• _Description of the task_
Exactly the lines from the line that has "Give me the" through the final line below are to be retyped, and the pictures are not.
--- Start of Data shown ---
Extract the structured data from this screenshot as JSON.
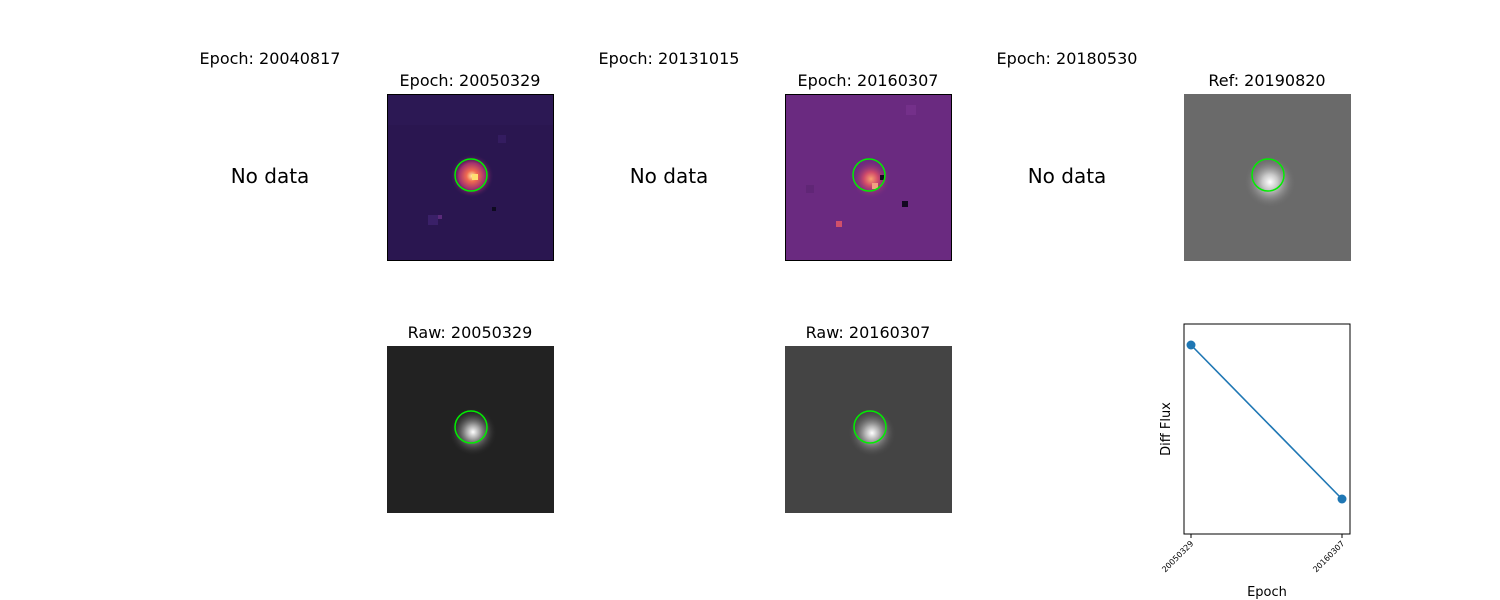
{
  "panels": {
    "top": [
      {
        "title": "Epoch: 20040817",
        "status": "No data"
      },
      {
        "title": "Epoch: 20050329"
      },
      {
        "title": "Epoch: 20131015",
        "status": "No data"
      },
      {
        "title": "Epoch: 20160307"
      },
      {
        "title": "Epoch: 20180530",
        "status": "No data"
      },
      {
        "title": "Ref: 20190820"
      }
    ],
    "bottom": [
      {
        "title": "Raw: 20050329"
      },
      {
        "title": "Raw: 20160307"
      }
    ]
  },
  "colors": {
    "aperture": "#00ee00",
    "line": "#1f77b4",
    "diff1_bg": "#2a1650",
    "diff2_bg": "#6a2a80",
    "ref_bg": "#6a6a6a",
    "raw1_bg": "#222222",
    "raw2_bg": "#444444"
  },
  "chart_data": {
    "type": "line",
    "x": [
      "20050329",
      "20160307"
    ],
    "series": [
      {
        "values": [
          1.0,
          0.0
        ]
      }
    ],
    "xlabel": "Epoch",
    "ylabel": "Diff Flux",
    "y_ticks_visible": false,
    "grid": false,
    "marker": "circle"
  }
}
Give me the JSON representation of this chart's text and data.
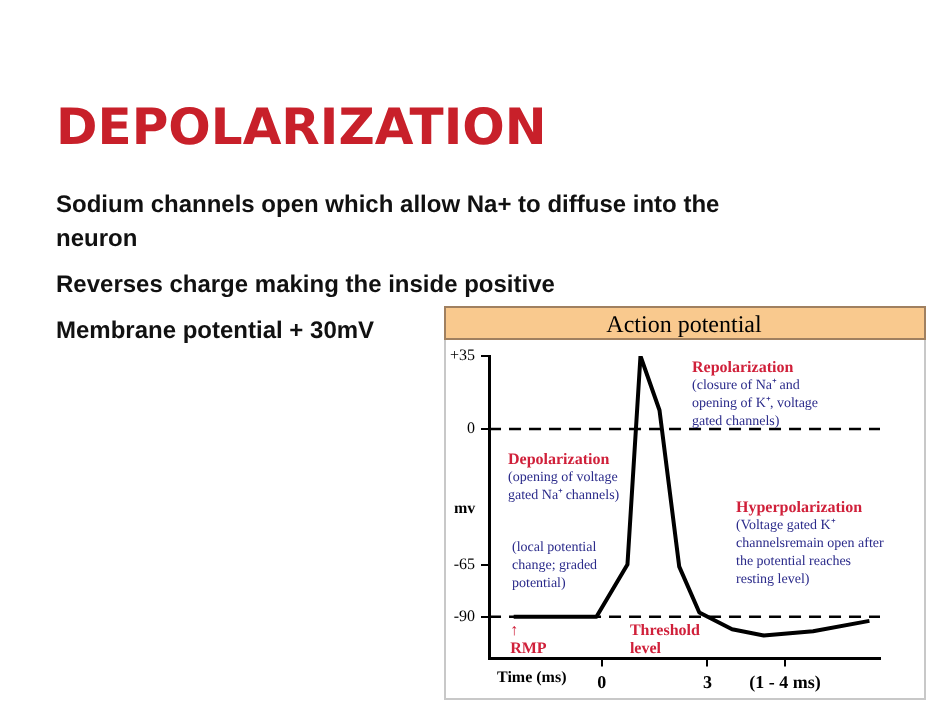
{
  "chart_data": {
    "type": "line",
    "title": "DEPOLARIZATION",
    "subtitle": "Action potential",
    "xlabel": "Time (ms)",
    "ylabel": "mv",
    "x": [
      -2.5,
      -0.15,
      0.73,
      1.1,
      1.64,
      2.2,
      2.77,
      3.7,
      4.6,
      6.0,
      7.6
    ],
    "series": [
      {
        "color": "#000000",
        "values": [
          -90,
          -90,
          -65,
          35,
          9,
          -66,
          -88,
          -96,
          -99,
          -97,
          -92
        ]
      }
    ],
    "xlim": [
      -3.2,
      7.9
    ],
    "xticks": [
      0,
      3,
      {
        "value": 5.2,
        "label": "(1 - 4 ms)"
      }
    ],
    "ylim": [
      -110,
      35
    ],
    "yticks": [
      {
        "value": 35,
        "label": "+35"
      },
      0,
      -65,
      -90
    ],
    "ref_lines": [
      {
        "axis": "y",
        "value": 0,
        "line_style": "dashed"
      },
      {
        "axis": "y",
        "value": -90,
        "line_style": "dashed"
      }
    ],
    "marker": "none",
    "line_style": "solid",
    "grid": false,
    "legend": false,
    "annotations": [
      "Sodium channels open which allow Na+ to diffuse into the\nneuron",
      "Reverses charge making the inside positive",
      "Membrane potential + 30mV",
      "Repolarization\n(closure of Na⁺ and\nopening of K⁺, voltage\ngated channels)",
      "Depolarization\n(opening of voltage\ngated Na⁺ channels)",
      "(local potential\nchange; graded\npotential)",
      "Hyperpolarization\n(Voltage gated K⁺\nchannelsremain open after\nthe potential reaches\nresting level)",
      {
        "text": "Threshold\nlevel",
        "x": 0.8,
        "y": -93
      },
      {
        "text": "↑\nRMP",
        "x": -2.6,
        "y": -93
      }
    ]
  }
}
--- End of Data shown ---
• _Task output_
Give me the JSON representation of this chart's text and data.
{
  "chart_data": {
    "type": "line",
    "title": "DEPOLARIZATION",
    "subtitle": "Action potential",
    "xlabel": "Time (ms)",
    "ylabel": "mv",
    "x": [
      -2.5,
      -0.15,
      0.73,
      1.1,
      1.64,
      2.2,
      2.77,
      3.7,
      4.6,
      6.0,
      7.6
    ],
    "series": [
      {
        "color": "#000000",
        "values": [
          -90,
          -90,
          -65,
          35,
          9,
          -66,
          -88,
          -96,
          -99,
          -97,
          -92
        ]
      }
    ],
    "xlim": [
      -3.2,
      7.9
    ],
    "xticks": [
      0,
      3,
      {
        "value": 5.2,
        "label": "(1 - 4 ms)"
      }
    ],
    "ylim": [
      -110,
      35
    ],
    "yticks": [
      {
        "value": 35,
        "label": "+35"
      },
      0,
      -65,
      -90
    ],
    "ref_lines": [
      {
        "axis": "y",
        "value": 0,
        "line_style": "dashed"
      },
      {
        "axis": "y",
        "value": -90,
        "line_style": "dashed"
      }
    ],
    "marker": "none",
    "line_style": "solid",
    "grid": false,
    "legend": false,
    "annotations": [
      "Sodium channels open which allow Na+ to diffuse into the\nneuron",
      "Reverses charge making the inside positive",
      "Membrane potential + 30mV",
      "Repolarization\n(closure of Na⁺ and\nopening of K⁺, voltage\ngated channels)",
      "Depolarization\n(opening of voltage\ngated Na⁺ channels)",
      "(local potential\nchange; graded\npotential)",
      "Hyperpolarization\n(Voltage gated K⁺\nchannelsremain open after\nthe potential reaches\nresting level)",
      {
        "text": "Threshold\nlevel",
        "x": 0.8,
        "y": -93
      },
      {
        "text": "↑\nRMP",
        "x": -2.6,
        "y": -93
      }
    ]
  }
}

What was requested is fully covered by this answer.